### TEXTO DE LEITURA ###

" «É um pensamento que não conduz a parte alguma, uma matemática que nada estabelece, uma arte que não lega qualquer obra, uma arquitectura sem matéria; e, apesar disso, o xadrez provou ser mais duradouro, à sua maneira, que os livros ou qualquer outro tipo de monumento. Este jogo singular pertence a todos os povos e a todas as épocas, e ninguém sabe dizer que divindade presenteou a Terra com ele para matar o tédio, aguçar o espírito e estimular a alma». São palavras de Stefan Zweig e que nos colocam perante um problema ainda não resolvido, e que porventura o não será nunca: o da origem do xadrez.
Tudo leva a crer que a sua origem milenar está associado à magia e a práticas invocatórias. O teósofo H. S. Olcott, referindo-se aos habitantes da Atlântida, o hipotético continente perdido, refere que eles preenchiam os seus ócios manipulando uns pequenos símbolos com funções diferenciadas, os quais ocupavam um lugar cabalístico com oito faculdades, que percorriam segundo determinadas normas. Júlio Ganzo, um grande escritor espanhol de temas escaquísticos, quer ver nesta passagem a alusão a um autêntico jogo de xadrez, naturalmente adaptado ao ocultismo ambiental da época. Seja como for, a crença mais generalizada é que o jogo-ciência tem a sua origem na Índia, num jogo (chaturanga) praticado com 32 peças sobre um tabuleiro de 64 casas e em que participam simultaneamente quatro jogadores, cada um dispondo de um rajá, um elefante, um cavalo, um barco e quatro peões (...)

### EXCERTO DA FONTE ###

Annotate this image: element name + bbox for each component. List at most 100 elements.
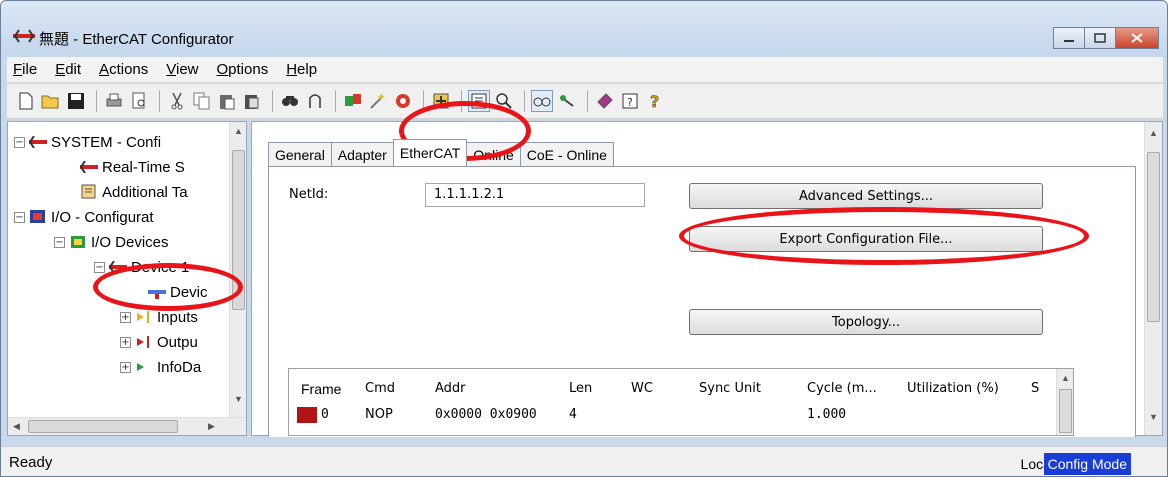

###

OBJETIVO ▸
Transcreva do texto sobre a origem do xadrez tudo o que vai desde «Tudo leva a» até «quatro peões (...)».

RESPOSTA ▸
Tudo leva a crer que a sua origem milenar está associado à magia e a práticas invocatórias. O teósofo H. S. Olcott, referindo-se aos habitantes da Atlântida, o hipotético continente perdido, refere que eles preenchiam os seus ócios manipulando uns pequenos símbolos com funções diferenciadas, os quais ocupavam um lugar cabalístico com oito faculdades, que percorriam segundo determinadas normas. Júlio Ganzo, um grande escritor espanhol de temas escaquísticos, quer ver nesta passagem a alusão a um autêntico jogo de xadrez, naturalmente adaptado ao ocultismo ambiental da época. Seja como for, a crença mais generalizada é que o jogo-ciência tem a sua origem na Índia, num jogo (chaturanga) praticado com 32 peças sobre um tabuleiro de 64 casas e em que participam simultaneamente quatro jogadores, cada um dispondo de um rajá, um elefante, um cavalo, um barco e quatro peões (...)